• [Set problem]
Give an exact copy of every line, leaving images out.

• [Supplied material]
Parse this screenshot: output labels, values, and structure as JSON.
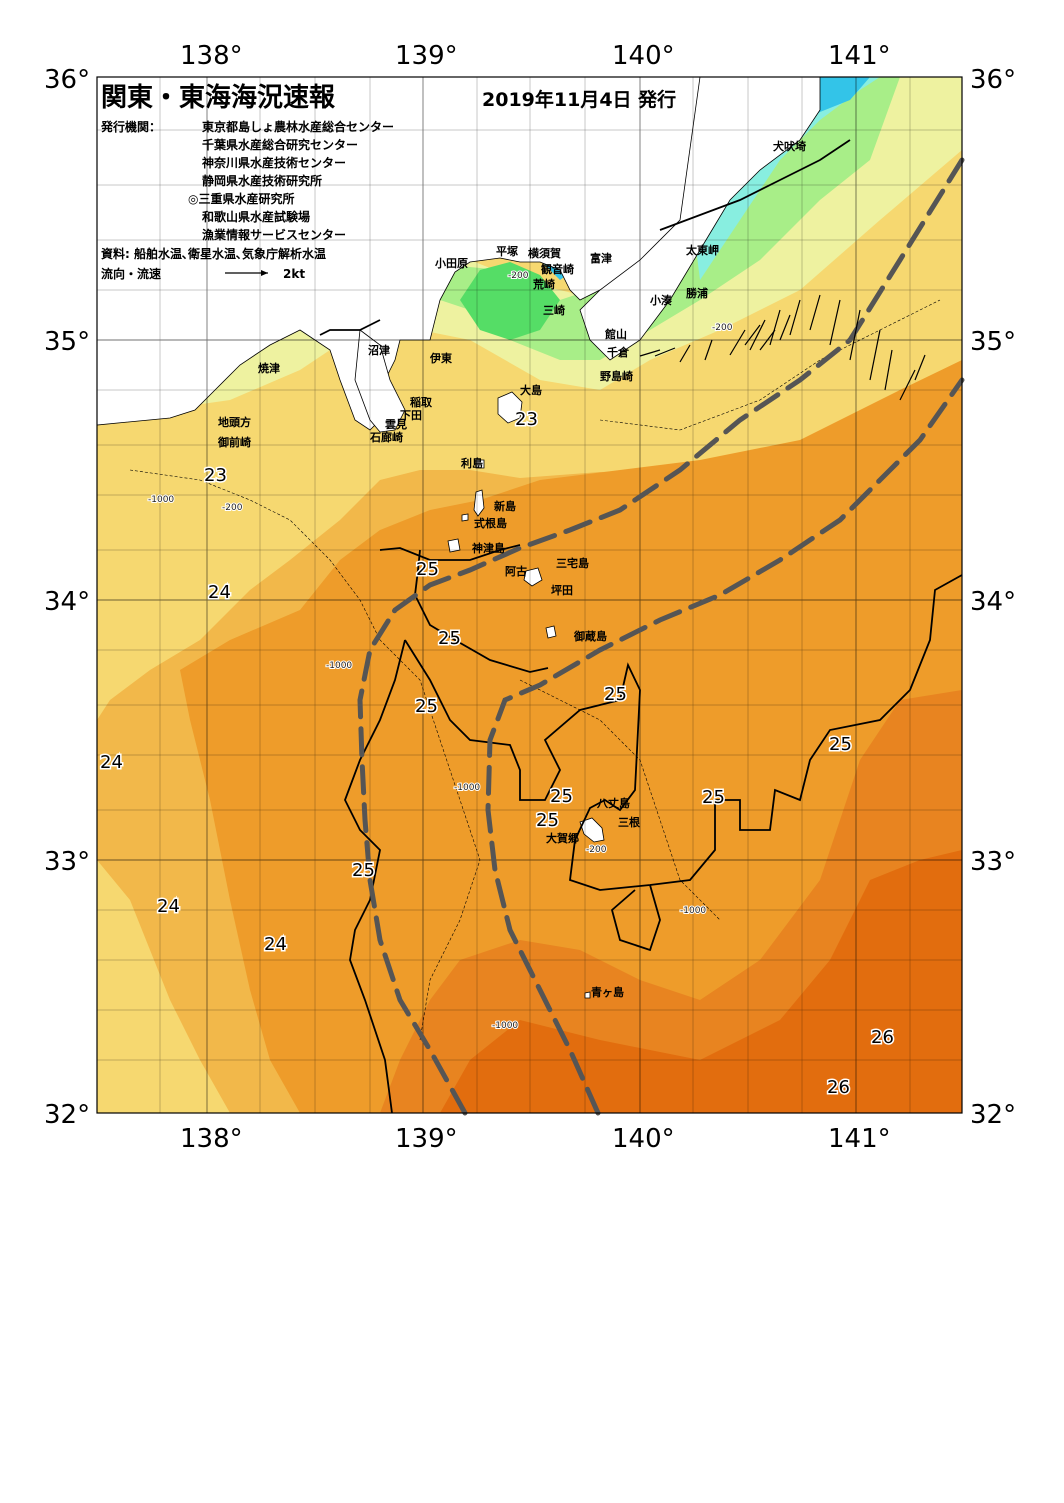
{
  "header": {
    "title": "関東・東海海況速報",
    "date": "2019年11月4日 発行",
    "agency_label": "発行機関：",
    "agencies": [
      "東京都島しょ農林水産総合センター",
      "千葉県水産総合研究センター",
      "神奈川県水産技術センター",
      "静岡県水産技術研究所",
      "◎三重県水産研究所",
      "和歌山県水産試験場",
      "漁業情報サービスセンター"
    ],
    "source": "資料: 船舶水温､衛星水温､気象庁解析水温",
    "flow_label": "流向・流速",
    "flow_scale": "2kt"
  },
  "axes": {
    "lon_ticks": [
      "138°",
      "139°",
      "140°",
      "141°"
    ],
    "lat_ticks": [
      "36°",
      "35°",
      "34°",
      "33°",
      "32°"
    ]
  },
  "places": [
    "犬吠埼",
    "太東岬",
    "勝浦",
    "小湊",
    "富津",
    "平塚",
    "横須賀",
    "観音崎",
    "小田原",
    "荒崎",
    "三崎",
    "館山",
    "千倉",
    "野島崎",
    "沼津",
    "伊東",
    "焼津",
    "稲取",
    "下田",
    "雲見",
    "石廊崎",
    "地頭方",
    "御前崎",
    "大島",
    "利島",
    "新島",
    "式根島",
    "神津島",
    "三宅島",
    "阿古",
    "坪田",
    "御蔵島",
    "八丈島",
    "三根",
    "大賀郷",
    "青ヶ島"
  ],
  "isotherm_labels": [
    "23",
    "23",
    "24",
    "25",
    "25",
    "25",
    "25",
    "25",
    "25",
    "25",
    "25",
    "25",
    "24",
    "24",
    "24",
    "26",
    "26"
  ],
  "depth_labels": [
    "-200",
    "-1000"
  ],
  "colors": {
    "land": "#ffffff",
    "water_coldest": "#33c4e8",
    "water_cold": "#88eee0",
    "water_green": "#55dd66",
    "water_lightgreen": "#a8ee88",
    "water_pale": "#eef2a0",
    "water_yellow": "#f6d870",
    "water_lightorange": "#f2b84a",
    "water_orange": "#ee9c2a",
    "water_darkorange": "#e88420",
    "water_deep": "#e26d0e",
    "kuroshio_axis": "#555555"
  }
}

• [Result below]
Parse this screenshot: output labels, values, and structure as JSON.
{
  "header": {
    "title": "関東・東海海況速報",
    "date": "2019年11月4日 発行",
    "agency_label": "発行機関：",
    "agencies": [
      "東京都島しょ農林水産総合センター",
      "千葉県水産総合研究センター",
      "神奈川県水産技術センター",
      "静岡県水産技術研究所",
      "◎三重県水産研究所",
      "和歌山県水産試験場",
      "漁業情報サービスセンター"
    ],
    "source": "資料: 船舶水温､衛星水温､気象庁解析水温",
    "flow_label": "流向・流速",
    "flow_scale": "2kt"
  },
  "axes": {
    "lon_ticks": [
      "138°",
      "139°",
      "140°",
      "141°"
    ],
    "lat_ticks": [
      "36°",
      "35°",
      "34°",
      "33°",
      "32°"
    ]
  },
  "places": [
    "犬吠埼",
    "太東岬",
    "勝浦",
    "小湊",
    "富津",
    "平塚",
    "横須賀",
    "観音崎",
    "小田原",
    "荒崎",
    "三崎",
    "館山",
    "千倉",
    "野島崎",
    "沼津",
    "伊東",
    "焼津",
    "稲取",
    "下田",
    "雲見",
    "石廊崎",
    "地頭方",
    "御前崎",
    "大島",
    "利島",
    "新島",
    "式根島",
    "神津島",
    "三宅島",
    "阿古",
    "坪田",
    "御蔵島",
    "八丈島",
    "三根",
    "大賀郷",
    "青ヶ島"
  ],
  "isotherm_labels": [
    "23",
    "23",
    "24",
    "25",
    "25",
    "25",
    "25",
    "25",
    "25",
    "25",
    "25",
    "25",
    "24",
    "24",
    "24",
    "26",
    "26"
  ],
  "depth_labels": [
    "-200",
    "-1000"
  ],
  "colors": {
    "land": "#ffffff",
    "water_coldest": "#33c4e8",
    "water_cold": "#88eee0",
    "water_green": "#55dd66",
    "water_lightgreen": "#a8ee88",
    "water_pale": "#eef2a0",
    "water_yellow": "#f6d870",
    "water_lightorange": "#f2b84a",
    "water_orange": "#ee9c2a",
    "water_darkorange": "#e88420",
    "water_deep": "#e26d0e",
    "kuroshio_axis": "#555555"
  }
}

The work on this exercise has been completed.